--- THE RECORDS ---
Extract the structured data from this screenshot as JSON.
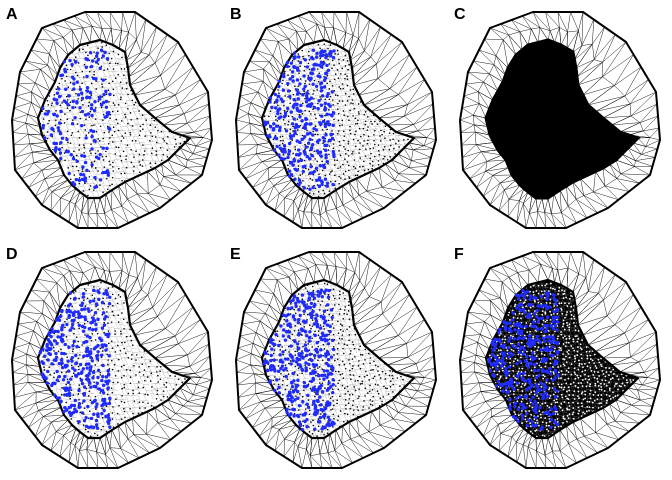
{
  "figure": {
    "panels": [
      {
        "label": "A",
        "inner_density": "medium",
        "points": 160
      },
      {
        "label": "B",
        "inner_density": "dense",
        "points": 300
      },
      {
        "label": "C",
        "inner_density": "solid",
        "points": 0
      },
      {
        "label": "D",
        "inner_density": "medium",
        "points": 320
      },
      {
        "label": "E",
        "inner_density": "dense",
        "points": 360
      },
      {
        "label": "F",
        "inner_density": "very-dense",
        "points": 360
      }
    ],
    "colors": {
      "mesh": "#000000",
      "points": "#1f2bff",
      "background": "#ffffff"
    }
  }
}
---
--- THE RECORDS ---
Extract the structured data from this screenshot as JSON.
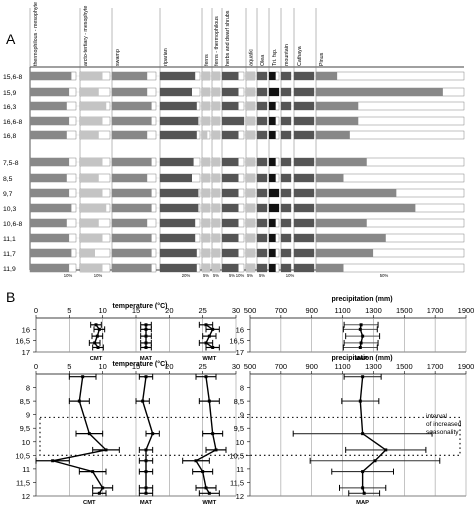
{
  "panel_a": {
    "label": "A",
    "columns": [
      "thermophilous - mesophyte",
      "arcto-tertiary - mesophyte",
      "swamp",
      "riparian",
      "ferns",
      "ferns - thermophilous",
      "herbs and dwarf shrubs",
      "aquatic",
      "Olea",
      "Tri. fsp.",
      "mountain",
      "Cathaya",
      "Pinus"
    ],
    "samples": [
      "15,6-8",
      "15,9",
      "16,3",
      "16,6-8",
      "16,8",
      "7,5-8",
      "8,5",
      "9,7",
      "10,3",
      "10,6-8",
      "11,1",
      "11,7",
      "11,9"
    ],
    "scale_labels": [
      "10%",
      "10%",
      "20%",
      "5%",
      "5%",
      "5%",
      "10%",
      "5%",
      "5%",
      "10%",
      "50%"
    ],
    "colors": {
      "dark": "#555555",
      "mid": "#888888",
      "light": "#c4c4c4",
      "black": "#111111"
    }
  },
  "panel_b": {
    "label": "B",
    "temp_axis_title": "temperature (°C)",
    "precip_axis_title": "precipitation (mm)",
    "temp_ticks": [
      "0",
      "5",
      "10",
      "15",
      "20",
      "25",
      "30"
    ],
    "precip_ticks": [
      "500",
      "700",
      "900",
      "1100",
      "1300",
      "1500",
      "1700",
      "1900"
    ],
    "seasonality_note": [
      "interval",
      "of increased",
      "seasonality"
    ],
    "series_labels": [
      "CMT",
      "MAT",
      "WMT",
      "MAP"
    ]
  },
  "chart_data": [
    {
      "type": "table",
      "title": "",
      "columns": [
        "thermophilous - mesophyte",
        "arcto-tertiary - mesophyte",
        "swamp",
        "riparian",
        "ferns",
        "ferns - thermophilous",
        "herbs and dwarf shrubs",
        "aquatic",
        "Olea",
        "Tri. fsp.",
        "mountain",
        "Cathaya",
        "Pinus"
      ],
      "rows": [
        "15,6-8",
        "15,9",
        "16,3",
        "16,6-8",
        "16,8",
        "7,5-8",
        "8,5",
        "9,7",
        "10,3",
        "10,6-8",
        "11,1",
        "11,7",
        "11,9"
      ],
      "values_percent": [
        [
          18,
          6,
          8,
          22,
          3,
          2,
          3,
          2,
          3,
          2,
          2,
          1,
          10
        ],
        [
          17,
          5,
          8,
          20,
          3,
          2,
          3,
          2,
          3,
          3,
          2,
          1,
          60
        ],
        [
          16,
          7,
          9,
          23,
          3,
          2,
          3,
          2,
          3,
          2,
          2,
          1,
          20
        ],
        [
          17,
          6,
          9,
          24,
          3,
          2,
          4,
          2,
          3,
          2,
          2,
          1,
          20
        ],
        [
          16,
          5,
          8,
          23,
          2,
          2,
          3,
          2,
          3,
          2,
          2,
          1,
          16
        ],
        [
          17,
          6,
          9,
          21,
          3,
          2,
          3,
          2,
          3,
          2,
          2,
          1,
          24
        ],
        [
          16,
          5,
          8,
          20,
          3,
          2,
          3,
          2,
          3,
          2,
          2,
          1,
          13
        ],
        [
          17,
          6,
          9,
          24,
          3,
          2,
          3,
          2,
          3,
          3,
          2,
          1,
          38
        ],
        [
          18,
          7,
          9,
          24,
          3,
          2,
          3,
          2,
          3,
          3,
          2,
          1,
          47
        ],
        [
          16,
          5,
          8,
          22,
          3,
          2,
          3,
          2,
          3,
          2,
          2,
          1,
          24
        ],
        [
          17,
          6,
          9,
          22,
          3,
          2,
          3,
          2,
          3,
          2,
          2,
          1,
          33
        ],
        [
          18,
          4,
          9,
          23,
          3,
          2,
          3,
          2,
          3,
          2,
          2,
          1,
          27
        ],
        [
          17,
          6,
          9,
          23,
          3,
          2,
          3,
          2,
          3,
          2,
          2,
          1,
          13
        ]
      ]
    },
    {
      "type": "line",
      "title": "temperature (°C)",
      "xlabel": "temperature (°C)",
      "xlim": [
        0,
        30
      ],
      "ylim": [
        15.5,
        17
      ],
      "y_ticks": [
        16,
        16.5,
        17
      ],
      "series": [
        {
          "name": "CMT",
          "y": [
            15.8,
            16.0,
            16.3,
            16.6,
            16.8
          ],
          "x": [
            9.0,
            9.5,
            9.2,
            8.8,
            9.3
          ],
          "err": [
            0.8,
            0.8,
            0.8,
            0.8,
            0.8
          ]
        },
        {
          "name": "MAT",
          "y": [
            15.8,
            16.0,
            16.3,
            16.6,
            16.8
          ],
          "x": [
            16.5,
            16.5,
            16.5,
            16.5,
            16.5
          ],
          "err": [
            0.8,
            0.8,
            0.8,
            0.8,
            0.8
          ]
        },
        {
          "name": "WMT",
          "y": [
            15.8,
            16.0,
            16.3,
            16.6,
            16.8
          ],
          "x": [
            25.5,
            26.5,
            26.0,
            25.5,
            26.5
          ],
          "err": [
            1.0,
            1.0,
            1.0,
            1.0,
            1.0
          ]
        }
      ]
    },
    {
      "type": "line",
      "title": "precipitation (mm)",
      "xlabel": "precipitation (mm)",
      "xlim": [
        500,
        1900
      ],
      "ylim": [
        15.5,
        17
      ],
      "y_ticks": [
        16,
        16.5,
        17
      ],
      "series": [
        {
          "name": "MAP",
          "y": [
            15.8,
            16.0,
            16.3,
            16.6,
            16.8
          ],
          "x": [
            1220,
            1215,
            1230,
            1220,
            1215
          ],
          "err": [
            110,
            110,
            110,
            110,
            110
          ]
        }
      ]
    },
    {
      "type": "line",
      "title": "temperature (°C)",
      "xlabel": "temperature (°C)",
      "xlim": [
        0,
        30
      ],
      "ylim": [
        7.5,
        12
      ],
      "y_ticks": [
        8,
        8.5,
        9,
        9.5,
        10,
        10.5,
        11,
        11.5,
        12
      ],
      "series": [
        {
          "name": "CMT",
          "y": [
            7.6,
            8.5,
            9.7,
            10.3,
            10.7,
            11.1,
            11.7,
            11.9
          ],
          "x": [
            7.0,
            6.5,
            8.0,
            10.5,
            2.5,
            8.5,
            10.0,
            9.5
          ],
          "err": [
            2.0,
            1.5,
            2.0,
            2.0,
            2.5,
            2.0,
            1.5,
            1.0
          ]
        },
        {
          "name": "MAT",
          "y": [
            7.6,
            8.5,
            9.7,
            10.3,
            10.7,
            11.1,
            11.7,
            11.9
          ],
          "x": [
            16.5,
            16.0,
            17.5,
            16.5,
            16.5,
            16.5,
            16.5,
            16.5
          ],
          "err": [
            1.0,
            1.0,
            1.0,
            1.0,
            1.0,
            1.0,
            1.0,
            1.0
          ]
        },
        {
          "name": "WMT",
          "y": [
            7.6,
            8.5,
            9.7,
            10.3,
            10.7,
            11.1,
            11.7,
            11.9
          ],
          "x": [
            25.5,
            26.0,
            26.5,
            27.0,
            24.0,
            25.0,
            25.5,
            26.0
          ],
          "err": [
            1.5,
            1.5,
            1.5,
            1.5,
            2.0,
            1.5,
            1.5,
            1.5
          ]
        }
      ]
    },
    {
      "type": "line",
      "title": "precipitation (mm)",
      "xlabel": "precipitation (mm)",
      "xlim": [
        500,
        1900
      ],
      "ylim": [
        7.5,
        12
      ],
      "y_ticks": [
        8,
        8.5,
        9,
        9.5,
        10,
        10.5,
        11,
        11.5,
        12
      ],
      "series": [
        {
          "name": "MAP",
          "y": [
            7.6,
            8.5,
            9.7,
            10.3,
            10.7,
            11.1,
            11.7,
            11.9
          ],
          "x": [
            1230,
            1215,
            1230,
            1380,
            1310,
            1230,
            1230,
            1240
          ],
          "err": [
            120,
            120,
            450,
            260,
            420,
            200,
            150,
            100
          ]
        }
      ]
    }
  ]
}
---
Scan the lines for the string "herbs". Pick out every line that has it.

FINISHED TASK:
      "herbs and dwarf shrubs",
        "herbs and dwarf shrubs",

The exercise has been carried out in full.